Task objective
Pictures do not belong in the copy, so please give every entry below again exactly.

◆ ◆ ◆ ◆

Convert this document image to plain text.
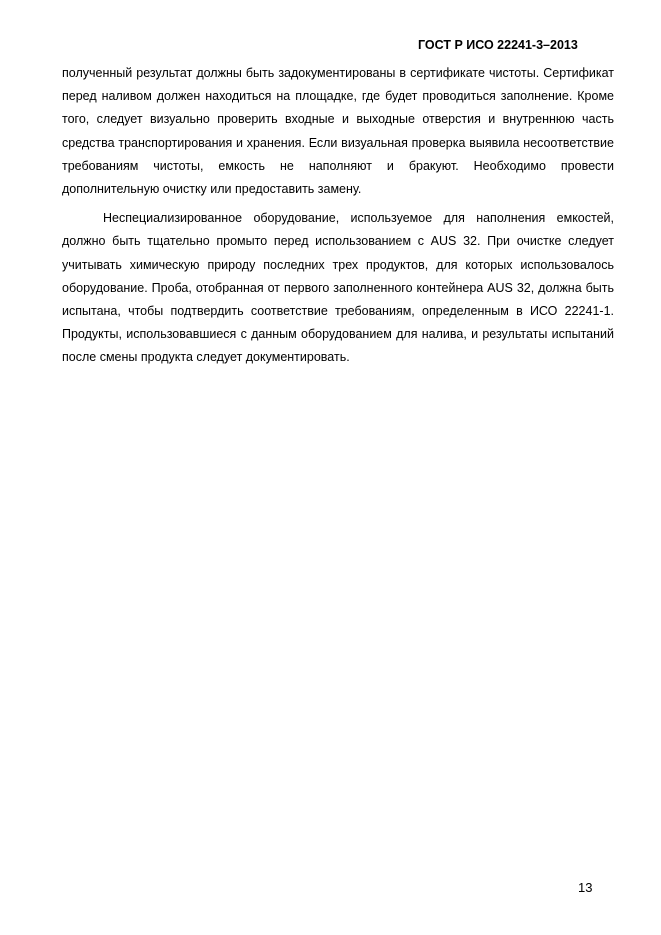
ГОСТ Р ИСО 22241-3–2013

полученный результат должны быть задокументированы в сертификате чистоты. Сертификат перед наливом должен находиться на площадке, где будет проводиться заполнение. Кроме того, следует визуально проверить входные и выходные отверстия и внутреннюю часть средства транспортирования и хранения. Если визуальная проверка выявила несоответствие требованиям чистоты, емкость не наполняют и бракуют. Необходимо провести дополнительную очистку или предоставить замену.

Неспециализированное оборудование, используемое для наполнения емкостей, должно быть тщательно промыто перед использованием с AUS 32. При очистке следует учитывать химическую природу последних трех продуктов, для которых использовалось оборудование. Проба, отобранная от первого заполненного контейнера AUS 32, должна быть испытана, чтобы подтвердить соответствие требованиям, определенным в ИСО 22241-1. Продукты, использовавшиеся с данным оборудованием для налива, и результаты испытаний после смены продукта следует документировать.

13
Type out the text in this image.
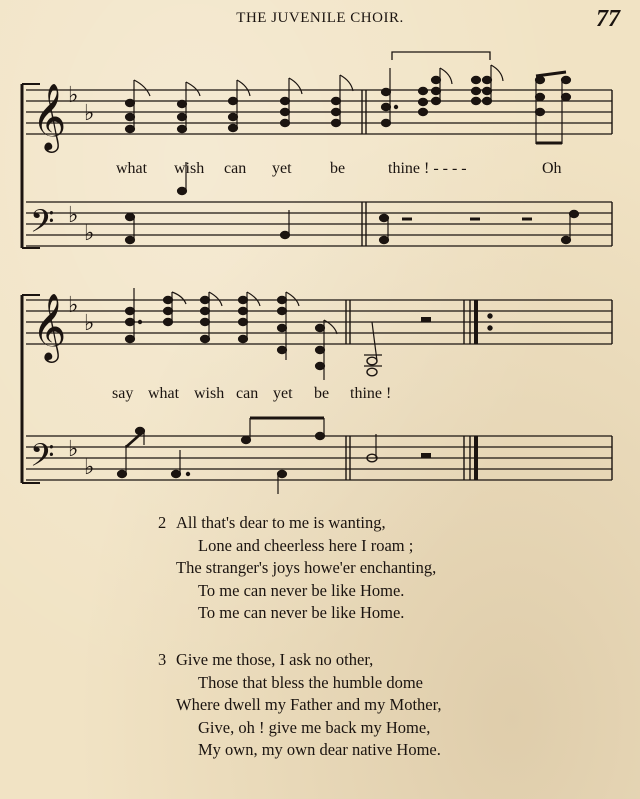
THE JUVENILE CHOIR.	77
𝄞 ♭
♭
𝄢 ♭
♭
𝄞 ♭
♭
𝄢 ♭
♭
what wish can yet be	thine ! - - - -	Oh
say what wish can yet be thine !
2 All that's dear to me is wanting,
Lone and cheerless here I roam ;
The stranger's joys howe'er enchanting,
To me can never be like Home.
To me can never be like Home.
3 Give me those, I ask no other,
Those that bless the humble dome
Where dwell my Father and my Mother,
Give, oh ! give me back my Home,
My own, my own dear native Home.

◆ ◆ ◆ ◆

Result below
Convert this document image to plain text.
ГОСТ Р ИСО 22241-3–2013

полученный результат должны быть задокументированы в сертификате чистоты. Сертификат перед наливом должен находиться на площадке, где будет проводиться заполнение. Кроме того, следует визуально проверить входные и выходные отверстия и внутреннюю часть средства транспортирования и хранения. Если визуальная проверка выявила несоответствие требованиям чистоты, емкость не наполняют и бракуют. Необходимо провести дополнительную очистку или предоставить замену.

Неспециализированное оборудование, используемое для наполнения емкостей, должно быть тщательно промыто перед использованием с AUS 32. При очистке следует учитывать химическую природу последних трех продуктов, для которых использовалось оборудование. Проба, отобранная от первого заполненного контейнера AUS 32, должна быть испытана, чтобы подтвердить соответствие требованиям, определенным в ИСО 22241-1. Продукты, использовавшиеся с данным оборудованием для налива, и результаты испытаний после смены продукта следует документировать.

13
Type out the text in this image.
THE JUVENILE CHOIR.	77
𝄞 ♭
♭
𝄢 ♭
♭
𝄞 ♭
♭
𝄢 ♭
♭
what wish can yet be	thine ! - - - -	Oh
say what wish can yet be thine !
2 All that's dear to me is wanting,
Lone and cheerless here I roam ;
The stranger's joys howe'er enchanting,
To me can never be like Home.
To me can never be like Home.
3 Give me those, I ask no other,
Those that bless the humble dome
Where dwell my Father and my Mother,
Give, oh ! give me back my Home,
My own, my own dear native Home.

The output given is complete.